#### The task
Count the lines that hold the string "Döviz". Reply with the number alone.

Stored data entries
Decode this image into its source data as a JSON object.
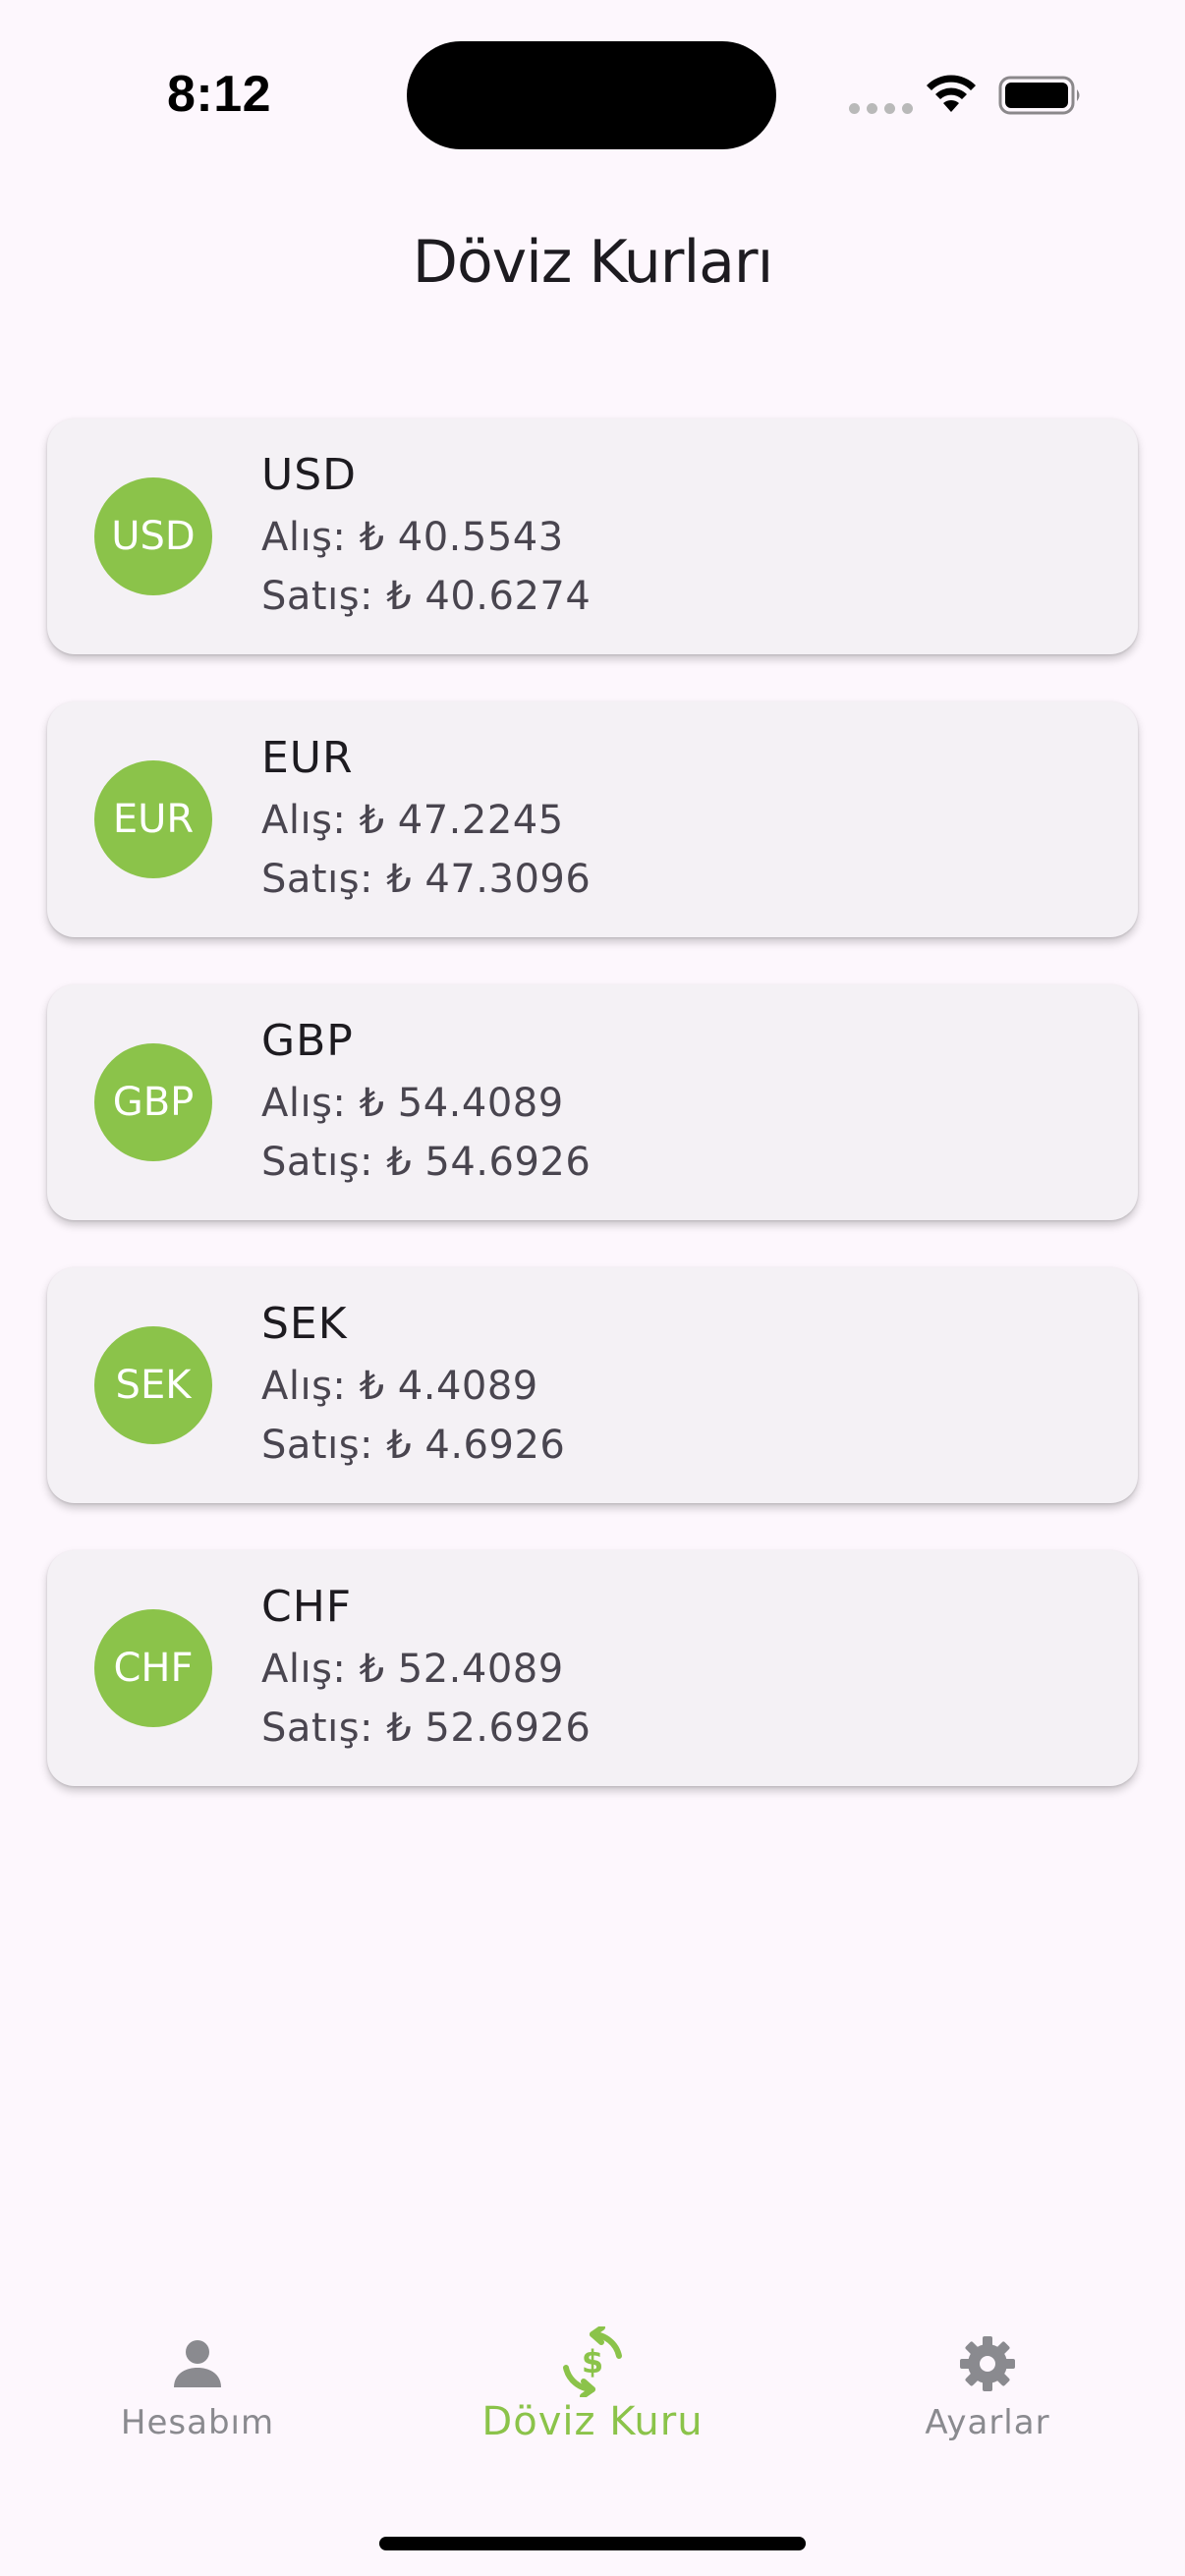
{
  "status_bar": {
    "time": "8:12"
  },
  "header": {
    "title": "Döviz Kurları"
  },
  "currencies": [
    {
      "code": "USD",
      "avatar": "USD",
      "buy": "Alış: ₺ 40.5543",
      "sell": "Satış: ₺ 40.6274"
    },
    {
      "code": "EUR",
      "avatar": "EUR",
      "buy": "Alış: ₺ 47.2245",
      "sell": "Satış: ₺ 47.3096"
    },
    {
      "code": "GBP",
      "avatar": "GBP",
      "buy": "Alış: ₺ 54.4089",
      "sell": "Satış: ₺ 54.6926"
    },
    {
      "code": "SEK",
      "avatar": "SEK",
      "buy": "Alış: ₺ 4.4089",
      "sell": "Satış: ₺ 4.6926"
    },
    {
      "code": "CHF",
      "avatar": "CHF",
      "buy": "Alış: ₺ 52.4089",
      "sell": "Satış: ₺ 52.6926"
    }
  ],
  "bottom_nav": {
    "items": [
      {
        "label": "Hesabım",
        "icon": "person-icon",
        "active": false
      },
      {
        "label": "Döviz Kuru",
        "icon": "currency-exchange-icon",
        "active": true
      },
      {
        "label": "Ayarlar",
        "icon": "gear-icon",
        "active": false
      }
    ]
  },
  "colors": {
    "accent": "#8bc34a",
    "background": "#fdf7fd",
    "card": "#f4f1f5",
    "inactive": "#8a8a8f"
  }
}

---

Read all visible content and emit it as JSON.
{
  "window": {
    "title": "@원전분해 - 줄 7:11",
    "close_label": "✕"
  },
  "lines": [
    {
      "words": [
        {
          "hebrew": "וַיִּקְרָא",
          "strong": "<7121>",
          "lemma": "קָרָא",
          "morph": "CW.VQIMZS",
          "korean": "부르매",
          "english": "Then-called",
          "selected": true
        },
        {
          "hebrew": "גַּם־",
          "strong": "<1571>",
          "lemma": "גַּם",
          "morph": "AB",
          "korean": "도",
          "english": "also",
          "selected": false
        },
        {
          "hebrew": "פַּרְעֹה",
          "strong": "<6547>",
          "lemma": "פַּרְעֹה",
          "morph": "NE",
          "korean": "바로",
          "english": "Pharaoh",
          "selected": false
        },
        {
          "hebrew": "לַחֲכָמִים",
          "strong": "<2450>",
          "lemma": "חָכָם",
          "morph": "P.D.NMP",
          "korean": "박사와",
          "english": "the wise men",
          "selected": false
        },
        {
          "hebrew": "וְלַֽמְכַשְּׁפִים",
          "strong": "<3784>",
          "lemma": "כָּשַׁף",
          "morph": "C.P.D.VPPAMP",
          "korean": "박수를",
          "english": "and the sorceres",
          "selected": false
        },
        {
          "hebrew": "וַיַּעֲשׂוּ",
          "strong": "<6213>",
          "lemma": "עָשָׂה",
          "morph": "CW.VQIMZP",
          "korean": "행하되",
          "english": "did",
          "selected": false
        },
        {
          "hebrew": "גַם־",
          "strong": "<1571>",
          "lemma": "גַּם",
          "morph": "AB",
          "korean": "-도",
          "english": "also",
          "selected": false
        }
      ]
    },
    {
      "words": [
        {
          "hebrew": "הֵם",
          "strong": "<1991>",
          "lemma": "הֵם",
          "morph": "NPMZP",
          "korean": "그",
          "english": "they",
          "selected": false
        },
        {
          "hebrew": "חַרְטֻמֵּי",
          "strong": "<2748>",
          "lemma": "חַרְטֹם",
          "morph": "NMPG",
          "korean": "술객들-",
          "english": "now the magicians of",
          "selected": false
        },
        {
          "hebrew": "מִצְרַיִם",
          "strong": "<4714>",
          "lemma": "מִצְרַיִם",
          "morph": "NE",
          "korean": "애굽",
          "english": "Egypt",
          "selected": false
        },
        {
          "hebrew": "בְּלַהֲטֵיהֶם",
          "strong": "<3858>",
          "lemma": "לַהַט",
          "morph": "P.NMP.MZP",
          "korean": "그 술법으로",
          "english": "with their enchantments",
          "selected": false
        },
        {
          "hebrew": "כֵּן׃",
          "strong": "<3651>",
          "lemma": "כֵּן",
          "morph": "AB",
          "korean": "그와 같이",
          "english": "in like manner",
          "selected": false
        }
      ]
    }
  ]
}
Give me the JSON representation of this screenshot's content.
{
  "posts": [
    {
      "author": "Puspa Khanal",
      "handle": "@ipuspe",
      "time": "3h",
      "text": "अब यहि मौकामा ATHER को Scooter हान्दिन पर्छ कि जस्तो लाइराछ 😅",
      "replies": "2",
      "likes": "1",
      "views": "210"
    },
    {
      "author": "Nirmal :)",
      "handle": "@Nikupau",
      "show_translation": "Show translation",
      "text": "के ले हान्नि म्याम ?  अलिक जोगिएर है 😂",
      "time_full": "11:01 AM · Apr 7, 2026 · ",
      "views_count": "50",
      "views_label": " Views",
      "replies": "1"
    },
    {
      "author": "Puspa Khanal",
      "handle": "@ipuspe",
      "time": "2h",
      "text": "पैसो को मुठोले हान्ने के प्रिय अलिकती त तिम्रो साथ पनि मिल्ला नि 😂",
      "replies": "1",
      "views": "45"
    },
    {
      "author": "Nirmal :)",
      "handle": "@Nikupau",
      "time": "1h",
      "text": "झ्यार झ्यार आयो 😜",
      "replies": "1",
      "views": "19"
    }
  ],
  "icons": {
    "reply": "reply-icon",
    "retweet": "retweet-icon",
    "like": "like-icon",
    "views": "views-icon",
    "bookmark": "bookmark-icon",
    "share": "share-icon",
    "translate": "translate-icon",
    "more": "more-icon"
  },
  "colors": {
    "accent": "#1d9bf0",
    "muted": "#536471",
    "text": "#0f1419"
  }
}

#### The completed task
2